**Written exercise:** From the listing below, copy every line with the word "Orders".

[START OF Raw records]

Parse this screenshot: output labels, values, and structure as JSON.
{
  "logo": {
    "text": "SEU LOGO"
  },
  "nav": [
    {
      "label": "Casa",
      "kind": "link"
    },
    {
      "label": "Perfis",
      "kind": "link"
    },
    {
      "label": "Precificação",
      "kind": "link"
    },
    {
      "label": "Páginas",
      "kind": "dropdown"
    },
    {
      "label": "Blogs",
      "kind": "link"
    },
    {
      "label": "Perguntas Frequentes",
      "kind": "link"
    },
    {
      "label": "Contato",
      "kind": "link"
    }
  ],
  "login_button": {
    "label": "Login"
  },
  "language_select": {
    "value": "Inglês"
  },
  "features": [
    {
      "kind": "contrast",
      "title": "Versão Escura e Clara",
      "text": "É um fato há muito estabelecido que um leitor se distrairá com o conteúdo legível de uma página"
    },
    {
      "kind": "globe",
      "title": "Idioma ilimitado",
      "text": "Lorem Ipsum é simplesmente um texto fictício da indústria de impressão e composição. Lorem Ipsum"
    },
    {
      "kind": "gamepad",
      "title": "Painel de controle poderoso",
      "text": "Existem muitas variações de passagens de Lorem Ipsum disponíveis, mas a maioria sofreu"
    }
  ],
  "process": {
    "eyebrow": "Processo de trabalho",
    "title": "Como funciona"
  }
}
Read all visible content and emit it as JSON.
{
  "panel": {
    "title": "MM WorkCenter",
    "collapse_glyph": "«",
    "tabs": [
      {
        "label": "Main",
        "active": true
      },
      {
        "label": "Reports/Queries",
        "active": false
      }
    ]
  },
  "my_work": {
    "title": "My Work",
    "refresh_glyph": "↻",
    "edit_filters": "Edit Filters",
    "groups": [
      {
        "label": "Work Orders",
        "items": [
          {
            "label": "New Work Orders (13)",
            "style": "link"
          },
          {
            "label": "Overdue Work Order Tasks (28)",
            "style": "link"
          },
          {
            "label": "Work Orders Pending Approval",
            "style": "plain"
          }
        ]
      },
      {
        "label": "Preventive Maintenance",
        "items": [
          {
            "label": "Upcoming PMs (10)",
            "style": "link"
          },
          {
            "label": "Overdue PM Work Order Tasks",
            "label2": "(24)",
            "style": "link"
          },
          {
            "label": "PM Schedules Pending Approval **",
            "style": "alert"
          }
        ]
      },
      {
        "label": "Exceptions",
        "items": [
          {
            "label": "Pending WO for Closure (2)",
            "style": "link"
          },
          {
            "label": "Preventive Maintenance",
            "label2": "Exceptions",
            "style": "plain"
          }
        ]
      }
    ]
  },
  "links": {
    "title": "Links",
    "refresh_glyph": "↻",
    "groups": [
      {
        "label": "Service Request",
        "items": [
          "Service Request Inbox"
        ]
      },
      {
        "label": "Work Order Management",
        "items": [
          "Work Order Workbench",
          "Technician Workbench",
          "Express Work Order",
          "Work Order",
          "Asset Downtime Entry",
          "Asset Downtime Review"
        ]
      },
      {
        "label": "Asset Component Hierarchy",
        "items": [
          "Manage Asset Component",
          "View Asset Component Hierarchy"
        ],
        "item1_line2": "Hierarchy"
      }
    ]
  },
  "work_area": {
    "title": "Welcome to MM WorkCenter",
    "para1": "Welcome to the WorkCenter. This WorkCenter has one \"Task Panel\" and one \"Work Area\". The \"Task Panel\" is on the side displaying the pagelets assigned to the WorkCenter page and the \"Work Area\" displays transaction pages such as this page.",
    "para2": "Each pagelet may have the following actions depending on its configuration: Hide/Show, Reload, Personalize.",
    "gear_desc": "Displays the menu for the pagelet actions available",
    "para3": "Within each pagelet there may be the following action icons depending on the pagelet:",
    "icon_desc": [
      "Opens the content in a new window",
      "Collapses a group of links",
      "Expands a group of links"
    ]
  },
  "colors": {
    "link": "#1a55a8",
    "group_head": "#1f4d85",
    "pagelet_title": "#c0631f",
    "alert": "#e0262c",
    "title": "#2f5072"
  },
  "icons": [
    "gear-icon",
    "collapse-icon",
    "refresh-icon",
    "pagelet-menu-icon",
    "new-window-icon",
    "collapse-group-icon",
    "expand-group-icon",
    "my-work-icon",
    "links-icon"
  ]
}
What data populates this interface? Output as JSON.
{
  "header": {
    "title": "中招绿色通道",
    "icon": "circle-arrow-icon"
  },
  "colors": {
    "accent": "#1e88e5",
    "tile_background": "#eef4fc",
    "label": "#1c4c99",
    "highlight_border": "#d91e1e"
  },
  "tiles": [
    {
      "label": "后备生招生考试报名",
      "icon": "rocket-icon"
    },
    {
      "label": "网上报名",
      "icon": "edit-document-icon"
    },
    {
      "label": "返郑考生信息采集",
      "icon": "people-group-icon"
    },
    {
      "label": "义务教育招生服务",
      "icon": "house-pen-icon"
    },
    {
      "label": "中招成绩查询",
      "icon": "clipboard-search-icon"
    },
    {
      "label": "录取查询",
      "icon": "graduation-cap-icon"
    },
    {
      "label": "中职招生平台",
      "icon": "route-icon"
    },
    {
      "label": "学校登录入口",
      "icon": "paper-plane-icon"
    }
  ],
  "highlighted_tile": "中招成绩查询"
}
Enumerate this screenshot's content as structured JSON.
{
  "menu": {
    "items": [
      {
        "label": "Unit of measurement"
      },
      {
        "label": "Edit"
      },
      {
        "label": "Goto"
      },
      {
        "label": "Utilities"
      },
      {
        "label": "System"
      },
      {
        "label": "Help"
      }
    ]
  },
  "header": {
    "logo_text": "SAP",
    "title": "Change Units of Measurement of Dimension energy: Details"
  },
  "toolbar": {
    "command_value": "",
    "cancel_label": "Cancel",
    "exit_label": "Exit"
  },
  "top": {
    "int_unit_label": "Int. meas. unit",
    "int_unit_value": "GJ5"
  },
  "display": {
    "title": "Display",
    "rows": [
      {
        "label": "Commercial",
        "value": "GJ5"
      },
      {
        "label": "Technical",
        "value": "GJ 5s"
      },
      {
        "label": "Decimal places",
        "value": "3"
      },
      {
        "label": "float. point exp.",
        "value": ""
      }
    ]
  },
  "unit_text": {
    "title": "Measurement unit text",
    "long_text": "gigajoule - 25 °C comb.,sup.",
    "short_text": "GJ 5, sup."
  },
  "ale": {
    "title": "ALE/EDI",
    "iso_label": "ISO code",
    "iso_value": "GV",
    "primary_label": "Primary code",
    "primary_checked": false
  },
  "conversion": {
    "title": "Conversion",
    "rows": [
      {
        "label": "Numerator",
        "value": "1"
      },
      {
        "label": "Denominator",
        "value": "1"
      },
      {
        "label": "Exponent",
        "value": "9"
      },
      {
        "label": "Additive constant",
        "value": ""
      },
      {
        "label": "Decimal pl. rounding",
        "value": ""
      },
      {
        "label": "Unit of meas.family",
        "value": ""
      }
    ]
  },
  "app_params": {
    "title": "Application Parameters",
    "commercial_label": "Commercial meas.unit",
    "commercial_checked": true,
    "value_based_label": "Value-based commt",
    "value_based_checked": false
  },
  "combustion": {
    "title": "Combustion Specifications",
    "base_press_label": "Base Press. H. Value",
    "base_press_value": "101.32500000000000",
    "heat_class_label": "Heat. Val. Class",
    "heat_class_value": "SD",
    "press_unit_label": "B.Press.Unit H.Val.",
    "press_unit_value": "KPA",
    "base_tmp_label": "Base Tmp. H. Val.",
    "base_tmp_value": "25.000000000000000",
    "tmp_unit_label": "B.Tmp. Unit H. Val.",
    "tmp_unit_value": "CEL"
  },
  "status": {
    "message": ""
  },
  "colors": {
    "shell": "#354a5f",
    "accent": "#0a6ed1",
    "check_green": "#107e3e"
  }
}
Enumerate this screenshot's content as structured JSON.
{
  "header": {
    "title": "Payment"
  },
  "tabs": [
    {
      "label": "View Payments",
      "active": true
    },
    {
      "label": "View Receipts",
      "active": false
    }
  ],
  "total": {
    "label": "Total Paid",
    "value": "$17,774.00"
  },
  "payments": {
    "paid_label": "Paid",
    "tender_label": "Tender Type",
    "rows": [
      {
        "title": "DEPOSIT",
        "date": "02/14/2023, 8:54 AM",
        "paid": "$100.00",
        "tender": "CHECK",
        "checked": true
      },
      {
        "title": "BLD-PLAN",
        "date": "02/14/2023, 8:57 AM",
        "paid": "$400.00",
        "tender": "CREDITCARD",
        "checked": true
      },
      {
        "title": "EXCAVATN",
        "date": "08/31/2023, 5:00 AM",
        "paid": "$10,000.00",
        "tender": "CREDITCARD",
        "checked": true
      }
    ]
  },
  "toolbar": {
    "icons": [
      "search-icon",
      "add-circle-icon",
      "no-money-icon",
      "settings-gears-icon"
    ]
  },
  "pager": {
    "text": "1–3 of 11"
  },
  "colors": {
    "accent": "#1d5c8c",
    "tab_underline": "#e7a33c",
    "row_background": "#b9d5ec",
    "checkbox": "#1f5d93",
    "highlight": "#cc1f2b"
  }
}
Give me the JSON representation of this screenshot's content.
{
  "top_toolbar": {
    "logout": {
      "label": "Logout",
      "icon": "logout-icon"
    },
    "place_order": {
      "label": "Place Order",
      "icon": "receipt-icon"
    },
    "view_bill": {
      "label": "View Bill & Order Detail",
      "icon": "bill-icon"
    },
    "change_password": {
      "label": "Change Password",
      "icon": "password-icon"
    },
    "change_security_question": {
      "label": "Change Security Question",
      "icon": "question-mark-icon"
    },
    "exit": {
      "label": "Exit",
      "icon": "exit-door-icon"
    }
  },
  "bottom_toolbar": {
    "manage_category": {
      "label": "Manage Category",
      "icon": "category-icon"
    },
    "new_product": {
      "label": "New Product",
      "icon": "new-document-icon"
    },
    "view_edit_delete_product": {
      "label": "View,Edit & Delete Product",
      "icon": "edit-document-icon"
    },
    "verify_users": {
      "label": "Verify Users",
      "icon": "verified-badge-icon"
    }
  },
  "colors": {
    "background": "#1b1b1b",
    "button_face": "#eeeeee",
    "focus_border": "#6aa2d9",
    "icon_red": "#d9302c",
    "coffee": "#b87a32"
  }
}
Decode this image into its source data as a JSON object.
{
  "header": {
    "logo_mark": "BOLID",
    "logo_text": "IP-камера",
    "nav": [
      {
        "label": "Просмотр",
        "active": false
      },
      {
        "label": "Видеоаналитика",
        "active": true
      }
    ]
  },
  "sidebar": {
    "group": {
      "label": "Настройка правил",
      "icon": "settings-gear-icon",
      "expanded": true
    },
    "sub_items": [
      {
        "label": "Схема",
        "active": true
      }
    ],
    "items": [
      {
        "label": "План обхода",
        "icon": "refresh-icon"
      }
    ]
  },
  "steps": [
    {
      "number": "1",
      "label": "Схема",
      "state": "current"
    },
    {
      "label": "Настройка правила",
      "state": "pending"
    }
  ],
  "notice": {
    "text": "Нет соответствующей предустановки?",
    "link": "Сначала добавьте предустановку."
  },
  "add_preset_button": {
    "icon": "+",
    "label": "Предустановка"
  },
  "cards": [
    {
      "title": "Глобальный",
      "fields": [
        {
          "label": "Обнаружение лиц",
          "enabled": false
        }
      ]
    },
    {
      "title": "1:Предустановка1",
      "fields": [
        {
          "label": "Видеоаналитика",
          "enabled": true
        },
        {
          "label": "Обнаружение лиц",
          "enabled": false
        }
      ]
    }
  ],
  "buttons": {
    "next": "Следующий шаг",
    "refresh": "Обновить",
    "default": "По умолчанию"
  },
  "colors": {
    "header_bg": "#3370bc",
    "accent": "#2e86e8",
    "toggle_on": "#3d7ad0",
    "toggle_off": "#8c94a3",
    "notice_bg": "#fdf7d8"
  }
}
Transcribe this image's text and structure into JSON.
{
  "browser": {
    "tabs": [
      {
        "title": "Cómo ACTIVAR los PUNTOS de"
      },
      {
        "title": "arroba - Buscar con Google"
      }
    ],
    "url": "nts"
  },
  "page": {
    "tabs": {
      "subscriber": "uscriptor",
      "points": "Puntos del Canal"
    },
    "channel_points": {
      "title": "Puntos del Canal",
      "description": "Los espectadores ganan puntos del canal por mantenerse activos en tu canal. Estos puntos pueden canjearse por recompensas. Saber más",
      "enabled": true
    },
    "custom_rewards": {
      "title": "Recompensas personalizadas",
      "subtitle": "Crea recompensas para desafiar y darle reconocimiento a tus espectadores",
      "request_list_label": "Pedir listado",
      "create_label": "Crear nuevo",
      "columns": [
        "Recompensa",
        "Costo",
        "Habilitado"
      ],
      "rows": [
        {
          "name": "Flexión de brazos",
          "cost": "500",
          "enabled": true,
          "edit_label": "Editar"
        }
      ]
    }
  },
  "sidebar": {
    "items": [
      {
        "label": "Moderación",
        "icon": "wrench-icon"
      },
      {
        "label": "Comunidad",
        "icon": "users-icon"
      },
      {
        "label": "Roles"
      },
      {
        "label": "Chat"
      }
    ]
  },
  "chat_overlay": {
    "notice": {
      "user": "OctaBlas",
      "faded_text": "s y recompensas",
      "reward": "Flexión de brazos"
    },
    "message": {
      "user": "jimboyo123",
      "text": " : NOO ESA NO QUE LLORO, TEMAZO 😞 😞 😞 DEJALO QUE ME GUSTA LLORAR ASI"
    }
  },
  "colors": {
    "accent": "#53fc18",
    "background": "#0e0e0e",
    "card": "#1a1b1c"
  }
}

[END OF Raw records]

**Task answer:**
        "label": "Work Orders",
            "label": "New Work Orders (13)",
            "label": "Work Orders Pending Approval",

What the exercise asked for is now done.